§ Requirements
Type out the records that follow, exactly as given.

Records that describe figures:
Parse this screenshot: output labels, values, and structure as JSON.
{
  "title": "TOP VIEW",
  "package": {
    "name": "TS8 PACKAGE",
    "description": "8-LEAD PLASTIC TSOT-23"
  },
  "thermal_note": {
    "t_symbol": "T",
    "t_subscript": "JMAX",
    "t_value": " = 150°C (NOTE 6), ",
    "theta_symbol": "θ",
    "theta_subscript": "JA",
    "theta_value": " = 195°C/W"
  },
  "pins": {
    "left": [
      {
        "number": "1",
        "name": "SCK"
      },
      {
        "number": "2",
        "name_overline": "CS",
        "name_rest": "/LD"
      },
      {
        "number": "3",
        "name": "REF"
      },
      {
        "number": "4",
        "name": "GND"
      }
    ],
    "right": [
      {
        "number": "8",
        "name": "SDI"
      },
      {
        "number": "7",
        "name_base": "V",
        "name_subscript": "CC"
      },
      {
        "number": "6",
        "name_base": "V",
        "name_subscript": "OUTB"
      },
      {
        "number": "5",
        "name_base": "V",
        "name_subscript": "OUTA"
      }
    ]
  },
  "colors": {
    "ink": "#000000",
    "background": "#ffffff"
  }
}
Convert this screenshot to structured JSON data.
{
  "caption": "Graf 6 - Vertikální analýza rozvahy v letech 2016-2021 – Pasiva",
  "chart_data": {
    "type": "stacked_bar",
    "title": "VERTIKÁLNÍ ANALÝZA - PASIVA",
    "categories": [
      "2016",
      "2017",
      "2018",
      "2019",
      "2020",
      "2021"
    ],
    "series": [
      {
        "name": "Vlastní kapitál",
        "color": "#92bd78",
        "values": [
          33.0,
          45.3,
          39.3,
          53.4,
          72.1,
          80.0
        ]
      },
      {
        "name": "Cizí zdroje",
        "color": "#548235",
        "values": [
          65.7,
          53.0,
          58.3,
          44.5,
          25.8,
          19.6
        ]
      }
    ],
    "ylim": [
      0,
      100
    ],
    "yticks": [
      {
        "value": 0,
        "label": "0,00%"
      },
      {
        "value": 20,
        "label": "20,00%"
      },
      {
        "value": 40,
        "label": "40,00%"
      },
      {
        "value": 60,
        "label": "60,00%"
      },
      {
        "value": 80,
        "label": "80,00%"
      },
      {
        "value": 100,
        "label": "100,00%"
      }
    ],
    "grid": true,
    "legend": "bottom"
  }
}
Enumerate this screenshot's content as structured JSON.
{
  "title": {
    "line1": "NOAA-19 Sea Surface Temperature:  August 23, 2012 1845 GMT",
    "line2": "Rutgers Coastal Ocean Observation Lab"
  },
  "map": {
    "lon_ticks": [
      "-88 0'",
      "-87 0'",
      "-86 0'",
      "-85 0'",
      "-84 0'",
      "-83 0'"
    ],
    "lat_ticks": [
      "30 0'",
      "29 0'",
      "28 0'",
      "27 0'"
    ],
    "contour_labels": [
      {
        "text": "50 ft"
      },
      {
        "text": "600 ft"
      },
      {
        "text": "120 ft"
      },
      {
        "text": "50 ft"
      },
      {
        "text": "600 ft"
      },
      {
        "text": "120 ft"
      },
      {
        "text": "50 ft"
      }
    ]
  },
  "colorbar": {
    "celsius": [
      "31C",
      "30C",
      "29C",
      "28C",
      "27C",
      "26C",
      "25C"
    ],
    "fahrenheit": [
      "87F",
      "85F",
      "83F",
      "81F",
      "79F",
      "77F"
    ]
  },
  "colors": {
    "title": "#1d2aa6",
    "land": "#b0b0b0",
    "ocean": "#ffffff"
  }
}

§ Task answer
Parse this screenshot: output labels, values, and structure as JSON.
{
  "title": "TOP VIEW",
  "package": {
    "name": "TS8 PACKAGE",
    "description": "8-LEAD PLASTIC TSOT-23"
  },
  "thermal_note": {
    "t_symbol": "T",
    "t_subscript": "JMAX",
    "t_value": " = 150°C (NOTE 6), ",
    "theta_symbol": "θ",
    "theta_subscript": "JA",
    "theta_value": " = 195°C/W"
  },
  "pins": {
    "left": [
      {
        "number": "1",
        "name": "SCK"
      },
      {
        "number": "2",
        "name_overline": "CS",
        "name_rest": "/LD"
      },
      {
        "number": "3",
        "name": "REF"
      },
      {
        "number": "4",
        "name": "GND"
      }
    ],
    "right": [
      {
        "number": "8",
        "name": "SDI"
      },
      {
        "number": "7",
        "name_base": "V",
        "name_subscript": "CC"
      },
      {
        "number": "6",
        "name_base": "V",
        "name_subscript": "OUTB"
      },
      {
        "number": "5",
        "name_base": "V",
        "name_subscript": "OUTA"
      }
    ]
  },
  "colors": {
    "ink": "#000000",
    "background": "#ffffff"
  }
}
Convert this screenshot to structured JSON data.
{
  "caption": "Graf 6 - Vertikální analýza rozvahy v letech 2016-2021 – Pasiva",
  "chart_data": {
    "type": "stacked_bar",
    "title": "VERTIKÁLNÍ ANALÝZA - PASIVA",
    "categories": [
      "2016",
      "2017",
      "2018",
      "2019",
      "2020",
      "2021"
    ],
    "series": [
      {
        "name": "Vlastní kapitál",
        "color": "#92bd78",
        "values": [
          33.0,
          45.3,
          39.3,
          53.4,
          72.1,
          80.0
        ]
      },
      {
        "name": "Cizí zdroje",
        "color": "#548235",
        "values": [
          65.7,
          53.0,
          58.3,
          44.5,
          25.8,
          19.6
        ]
      }
    ],
    "ylim": [
      0,
      100
    ],
    "yticks": [
      {
        "value": 0,
        "label": "0,00%"
      },
      {
        "value": 20,
        "label": "20,00%"
      },
      {
        "value": 40,
        "label": "40,00%"
      },
      {
        "value": 60,
        "label": "60,00%"
      },
      {
        "value": 80,
        "label": "80,00%"
      },
      {
        "value": 100,
        "label": "100,00%"
      }
    ],
    "grid": true,
    "legend": "bottom"
  }
}
Enumerate this screenshot's content as structured JSON.
{
  "title": {
    "line1": "NOAA-19 Sea Surface Temperature:  August 23, 2012 1845 GMT",
    "line2": "Rutgers Coastal Ocean Observation Lab"
  },
  "map": {
    "lon_ticks": [
      "-88 0'",
      "-87 0'",
      "-86 0'",
      "-85 0'",
      "-84 0'",
      "-83 0'"
    ],
    "lat_ticks": [
      "30 0'",
      "29 0'",
      "28 0'",
      "27 0'"
    ],
    "contour_labels": [
      {
        "text": "50 ft"
      },
      {
        "text": "600 ft"
      },
      {
        "text": "120 ft"
      },
      {
        "text": "50 ft"
      },
      {
        "text": "600 ft"
      },
      {
        "text": "120 ft"
      },
      {
        "text": "50 ft"
      }
    ]
  },
  "colorbar": {
    "celsius": [
      "31C",
      "30C",
      "29C",
      "28C",
      "27C",
      "26C",
      "25C"
    ],
    "fahrenheit": [
      "87F",
      "85F",
      "83F",
      "81F",
      "79F",
      "77F"
    ]
  },
  "colors": {
    "title": "#1d2aa6",
    "land": "#b0b0b0",
    "ocean": "#ffffff"
  }
}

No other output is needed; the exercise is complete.